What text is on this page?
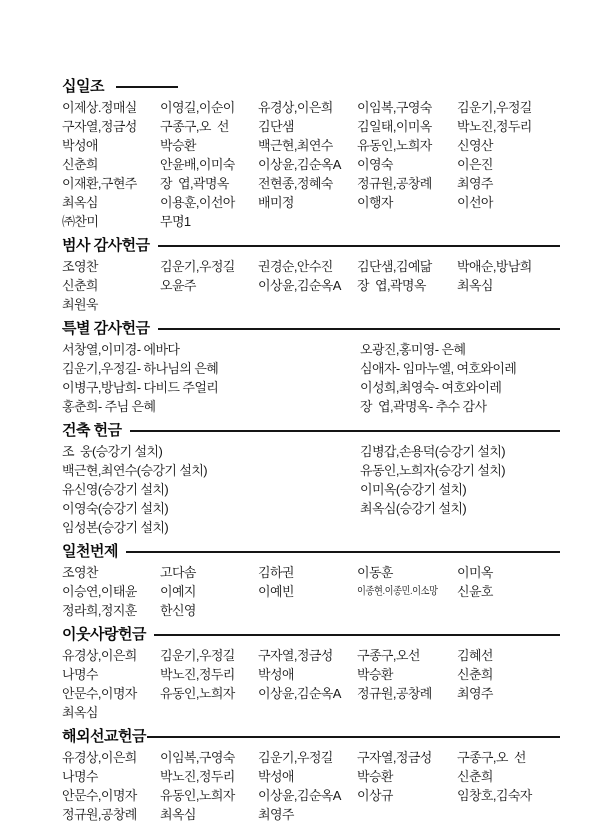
십일조
이제상.정매실	이영길,이순이	유경상,이은희	이임복,구영숙	김운기,우정길
구자열,정금성	구종구,오  선	김단샘	김일태,이미옥	박노진,정두리
박성애	박승환	백근현,최연수	유동인,노희자	신영산
신춘희	안윤배,이미숙	이상윤,김순옥A	이영숙	이은진
이재환,구현주	장  엽,곽명옥	전현종,정혜숙	정규원,공창례	최영주
최옥심	이용훈,이선아	배미정	이행자	이선아
㈜찬미	무명1
범사 감사헌금
조영찬	김운기,우정길	권경순,안수진	김단샘,김예닮	박애순,방남희
신춘희	오윤주	이상윤,김순옥A	장  엽,곽명옥	최옥심
최원욱
특별 감사헌금
서창열,이미경- 에바다	오광진,홍미영- 은혜
김운기,우정길- 하나님의 은혜	심애자- 임마누엘, 여호와이레
이병구,방남희- 다비드 주얼리	이성희,최영숙- 여호와이레
홍춘희- 주님 은혜	장  엽,곽명옥- 추수 감사
건축 헌금
조  웅(승강기 설치)	김병갑,손용덕(승강기 설치)
백근현,최연수(승강기 설치)	유동인,노희자(승강기 설치)
유신영(승강기 설치)	이미옥(승강기 설치)
이영숙(승강기 설치)	최옥심(승강기 설치)
임성본(승강기 설치)
일천번제
조영찬	고다솜	김하권	이동훈	이미옥
이승연,이태윤	이예지	이예빈	이종현.이종민.이소망	신윤호
정라희,정지훈	한신영
이웃사랑헌금
유경상,이은희	김운기,우정길	구자열,정금성	구종구,오선	김혜선
나명수	박노진,정두리	박성애	박승환	신춘희
안문수,이명자	유동인,노희자	이상윤,김순옥A	정규원,공창례	최영주
최옥심
해외선교헌금
유경상,이은희	이임복,구영숙	김운기,우정길	구자열,정금성	구종구,오  선
나명수	박노진,정두리	박성애	박승환	신춘희
안문수,이명자	유동인,노희자	이상윤,김순옥A	이상규	임창호,김숙자
정규원,공창례	최옥심	최영주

● **Given problem**
Pictures are not part of the copy; reproduce everything else in the records exactly.

● **Task response**
What text is on this page?
십일조
이제상.정매실	이영길,이순이	유경상,이은희	이임복,구영숙	김운기,우정길
구자열,정금성	구종구,오  선	김단샘	김일태,이미옥	박노진,정두리
박성애	박승환	백근현,최연수	유동인,노희자	신영산
신춘희	안윤배,이미숙	이상윤,김순옥A	이영숙	이은진
이재환,구현주	장  엽,곽명옥	전현종,정혜숙	정규원,공창례	최영주
최옥심	이용훈,이선아	배미정	이행자	이선아
㈜찬미	무명1
범사 감사헌금
조영찬	김운기,우정길	권경순,안수진	김단샘,김예닮	박애순,방남희
신춘희	오윤주	이상윤,김순옥A	장  엽,곽명옥	최옥심
최원욱
특별 감사헌금
서창열,이미경- 에바다	오광진,홍미영- 은혜
김운기,우정길- 하나님의 은혜	심애자- 임마누엘, 여호와이레
이병구,방남희- 다비드 주얼리	이성희,최영숙- 여호와이레
홍춘희- 주님 은혜	장  엽,곽명옥- 추수 감사
건축 헌금
조  웅(승강기 설치)	김병갑,손용덕(승강기 설치)
백근현,최연수(승강기 설치)	유동인,노희자(승강기 설치)
유신영(승강기 설치)	이미옥(승강기 설치)
이영숙(승강기 설치)	최옥심(승강기 설치)
임성본(승강기 설치)
일천번제
조영찬	고다솜	김하권	이동훈	이미옥
이승연,이태윤	이예지	이예빈	이종현.이종민.이소망	신윤호
정라희,정지훈	한신영
이웃사랑헌금
유경상,이은희	김운기,우정길	구자열,정금성	구종구,오선	김혜선
나명수	박노진,정두리	박성애	박승환	신춘희
안문수,이명자	유동인,노희자	이상윤,김순옥A	정규원,공창례	최영주
최옥심
해외선교헌금
유경상,이은희	이임복,구영숙	김운기,우정길	구자열,정금성	구종구,오  선
나명수	박노진,정두리	박성애	박승환	신춘희
안문수,이명자	유동인,노희자	이상윤,김순옥A	이상규	임창호,김숙자
정규원,공창례	최옥심	최영주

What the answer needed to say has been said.